* [Exercise aim]:
Exactly reproduce the lines from the line containing "Output a JSON" to the end of the data below, inclusive, and nothing else.

___

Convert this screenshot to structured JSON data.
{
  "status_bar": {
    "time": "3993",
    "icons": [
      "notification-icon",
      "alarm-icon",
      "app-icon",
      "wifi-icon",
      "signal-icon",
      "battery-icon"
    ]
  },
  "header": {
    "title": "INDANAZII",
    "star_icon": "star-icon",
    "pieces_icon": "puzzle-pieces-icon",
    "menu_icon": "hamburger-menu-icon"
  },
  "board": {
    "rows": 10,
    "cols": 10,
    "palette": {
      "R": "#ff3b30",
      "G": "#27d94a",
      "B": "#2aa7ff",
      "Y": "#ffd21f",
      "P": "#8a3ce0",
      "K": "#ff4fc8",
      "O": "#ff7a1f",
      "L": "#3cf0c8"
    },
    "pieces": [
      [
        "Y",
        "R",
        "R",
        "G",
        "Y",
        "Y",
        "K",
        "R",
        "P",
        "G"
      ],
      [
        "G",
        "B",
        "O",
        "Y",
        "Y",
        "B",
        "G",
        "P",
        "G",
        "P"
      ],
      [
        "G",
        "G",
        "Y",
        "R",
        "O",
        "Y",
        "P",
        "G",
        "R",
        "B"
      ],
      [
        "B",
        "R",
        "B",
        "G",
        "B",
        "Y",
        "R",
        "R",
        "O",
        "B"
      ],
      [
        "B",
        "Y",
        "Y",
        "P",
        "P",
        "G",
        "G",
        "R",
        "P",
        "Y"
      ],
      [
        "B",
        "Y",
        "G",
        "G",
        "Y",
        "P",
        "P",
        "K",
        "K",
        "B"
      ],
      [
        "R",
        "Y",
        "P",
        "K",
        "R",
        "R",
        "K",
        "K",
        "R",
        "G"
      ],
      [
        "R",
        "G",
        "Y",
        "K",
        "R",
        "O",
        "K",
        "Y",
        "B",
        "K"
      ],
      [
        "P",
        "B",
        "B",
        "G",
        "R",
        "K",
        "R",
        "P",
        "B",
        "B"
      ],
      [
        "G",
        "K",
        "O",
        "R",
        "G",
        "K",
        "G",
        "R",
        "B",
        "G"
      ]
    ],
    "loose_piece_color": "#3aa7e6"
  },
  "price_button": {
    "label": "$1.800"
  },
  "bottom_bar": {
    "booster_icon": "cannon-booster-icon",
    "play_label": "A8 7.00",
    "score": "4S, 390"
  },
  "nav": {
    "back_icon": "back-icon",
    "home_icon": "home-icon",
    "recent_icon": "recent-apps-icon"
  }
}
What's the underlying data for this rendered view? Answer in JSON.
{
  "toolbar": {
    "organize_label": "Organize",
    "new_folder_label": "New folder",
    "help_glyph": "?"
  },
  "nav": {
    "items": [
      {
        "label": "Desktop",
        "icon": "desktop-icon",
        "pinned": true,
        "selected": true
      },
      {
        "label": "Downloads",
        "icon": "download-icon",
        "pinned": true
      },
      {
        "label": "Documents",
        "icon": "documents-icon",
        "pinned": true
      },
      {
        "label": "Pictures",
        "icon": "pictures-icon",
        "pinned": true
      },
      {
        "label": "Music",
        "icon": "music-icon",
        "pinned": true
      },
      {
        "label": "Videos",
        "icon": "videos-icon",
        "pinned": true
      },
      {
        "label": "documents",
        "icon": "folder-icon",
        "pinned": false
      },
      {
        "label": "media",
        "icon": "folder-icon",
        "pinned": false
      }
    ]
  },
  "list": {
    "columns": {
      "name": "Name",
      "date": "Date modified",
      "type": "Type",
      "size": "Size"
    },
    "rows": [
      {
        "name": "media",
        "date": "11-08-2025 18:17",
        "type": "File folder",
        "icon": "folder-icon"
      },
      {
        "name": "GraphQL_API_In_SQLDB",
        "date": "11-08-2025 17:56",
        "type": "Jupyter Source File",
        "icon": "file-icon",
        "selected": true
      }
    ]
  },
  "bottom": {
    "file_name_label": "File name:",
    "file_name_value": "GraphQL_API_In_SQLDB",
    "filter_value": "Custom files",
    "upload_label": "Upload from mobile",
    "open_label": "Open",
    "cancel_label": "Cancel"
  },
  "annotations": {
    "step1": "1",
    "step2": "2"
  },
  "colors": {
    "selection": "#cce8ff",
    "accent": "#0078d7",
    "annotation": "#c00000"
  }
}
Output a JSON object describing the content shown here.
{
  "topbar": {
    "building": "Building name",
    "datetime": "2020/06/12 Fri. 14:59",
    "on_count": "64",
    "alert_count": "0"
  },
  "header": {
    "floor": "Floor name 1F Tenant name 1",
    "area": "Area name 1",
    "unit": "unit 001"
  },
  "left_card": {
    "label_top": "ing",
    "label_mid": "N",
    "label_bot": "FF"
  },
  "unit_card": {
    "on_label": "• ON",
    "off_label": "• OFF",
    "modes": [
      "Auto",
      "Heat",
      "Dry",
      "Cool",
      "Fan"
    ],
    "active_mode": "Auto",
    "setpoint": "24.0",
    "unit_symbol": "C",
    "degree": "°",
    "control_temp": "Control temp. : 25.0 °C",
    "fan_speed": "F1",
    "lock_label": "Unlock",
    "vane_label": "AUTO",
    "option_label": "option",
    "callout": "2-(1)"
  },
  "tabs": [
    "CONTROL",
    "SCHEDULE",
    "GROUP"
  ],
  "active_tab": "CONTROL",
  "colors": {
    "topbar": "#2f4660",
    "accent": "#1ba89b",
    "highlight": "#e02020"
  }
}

___

* [Right answer]:
Output a JSON object describing the content shown here.
{
  "topbar": {
    "building": "Building name",
    "datetime": "2020/06/12 Fri. 14:59",
    "on_count": "64",
    "alert_count": "0"
  },
  "header": {
    "floor": "Floor name 1F Tenant name 1",
    "area": "Area name 1",
    "unit": "unit 001"
  },
  "left_card": {
    "label_top": "ing",
    "label_mid": "N",
    "label_bot": "FF"
  },
  "unit_card": {
    "on_label": "• ON",
    "off_label": "• OFF",
    "modes": [
      "Auto",
      "Heat",
      "Dry",
      "Cool",
      "Fan"
    ],
    "active_mode": "Auto",
    "setpoint": "24.0",
    "unit_symbol": "C",
    "degree": "°",
    "control_temp": "Control temp. : 25.0 °C",
    "fan_speed": "F1",
    "lock_label": "Unlock",
    "vane_label": "AUTO",
    "option_label": "option",
    "callout": "2-(1)"
  },
  "tabs": [
    "CONTROL",
    "SCHEDULE",
    "GROUP"
  ],
  "active_tab": "CONTROL",
  "colors": {
    "topbar": "#2f4660",
    "accent": "#1ba89b",
    "highlight": "#e02020"
  }
}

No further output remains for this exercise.